#### Task:
Copy every entry exactly.

#### Record set:
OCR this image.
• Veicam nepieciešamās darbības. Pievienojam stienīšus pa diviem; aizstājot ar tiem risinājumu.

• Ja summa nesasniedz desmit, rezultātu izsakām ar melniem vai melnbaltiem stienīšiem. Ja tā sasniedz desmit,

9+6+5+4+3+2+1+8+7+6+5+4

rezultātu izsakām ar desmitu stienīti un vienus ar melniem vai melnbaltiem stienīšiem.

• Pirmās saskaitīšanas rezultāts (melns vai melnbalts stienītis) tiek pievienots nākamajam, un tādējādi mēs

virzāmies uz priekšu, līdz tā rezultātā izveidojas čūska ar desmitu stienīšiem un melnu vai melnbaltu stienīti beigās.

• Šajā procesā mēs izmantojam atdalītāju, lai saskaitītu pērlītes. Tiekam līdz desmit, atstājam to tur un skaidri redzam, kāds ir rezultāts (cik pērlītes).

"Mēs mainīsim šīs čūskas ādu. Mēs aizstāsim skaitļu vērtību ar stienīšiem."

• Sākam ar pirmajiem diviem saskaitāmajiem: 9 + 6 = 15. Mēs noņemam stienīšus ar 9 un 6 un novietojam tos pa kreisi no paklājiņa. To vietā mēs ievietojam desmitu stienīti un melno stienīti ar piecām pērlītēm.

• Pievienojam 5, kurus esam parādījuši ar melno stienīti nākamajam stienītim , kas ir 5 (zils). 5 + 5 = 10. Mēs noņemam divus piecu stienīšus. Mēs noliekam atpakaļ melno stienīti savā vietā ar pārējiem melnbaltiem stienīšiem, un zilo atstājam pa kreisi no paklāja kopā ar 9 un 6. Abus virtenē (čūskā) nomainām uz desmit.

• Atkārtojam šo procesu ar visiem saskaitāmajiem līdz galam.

#### Response to the task:
OCR this image.
• Veicam nepieciešamās darbības. Pievienojam stienīšus pa diviem; aizstājot ar tiem risinājumu.

• Ja summa nesasniedz desmit, rezultātu izsakām ar melniem vai melnbaltiem stienīšiem. Ja tā sasniedz desmit,

9+6+5+4+3+2+1+8+7+6+5+4

rezultātu izsakām ar desmitu stienīti un vienus ar melniem vai melnbaltiem stienīšiem.

• Pirmās saskaitīšanas rezultāts (melns vai melnbalts stienītis) tiek pievienots nākamajam, un tādējādi mēs

virzāmies uz priekšu, līdz tā rezultātā izveidojas čūska ar desmitu stienīšiem un melnu vai melnbaltu stienīti beigās.

• Šajā procesā mēs izmantojam atdalītāju, lai saskaitītu pērlītes. Tiekam līdz desmit, atstājam to tur un skaidri redzam, kāds ir rezultāts (cik pērlītes).

"Mēs mainīsim šīs čūskas ādu. Mēs aizstāsim skaitļu vērtību ar stienīšiem."

• Sākam ar pirmajiem diviem saskaitāmajiem: 9 + 6 = 15. Mēs noņemam stienīšus ar 9 un 6 un novietojam tos pa kreisi no paklājiņa. To vietā mēs ievietojam desmitu stienīti un melno stienīti ar piecām pērlītēm.

• Pievienojam 5, kurus esam parādījuši ar melno stienīti nākamajam stienītim , kas ir 5 (zils). 5 + 5 = 10. Mēs noņemam divus piecu stienīšus. Mēs noliekam atpakaļ melno stienīti savā vietā ar pārējiem melnbaltiem stienīšiem, un zilo atstājam pa kreisi no paklāja kopā ar 9 un 6. Abus virtenē (čūskā) nomainām uz desmit.

• Atkārtojam šo procesu ar visiem saskaitāmajiem līdz galam.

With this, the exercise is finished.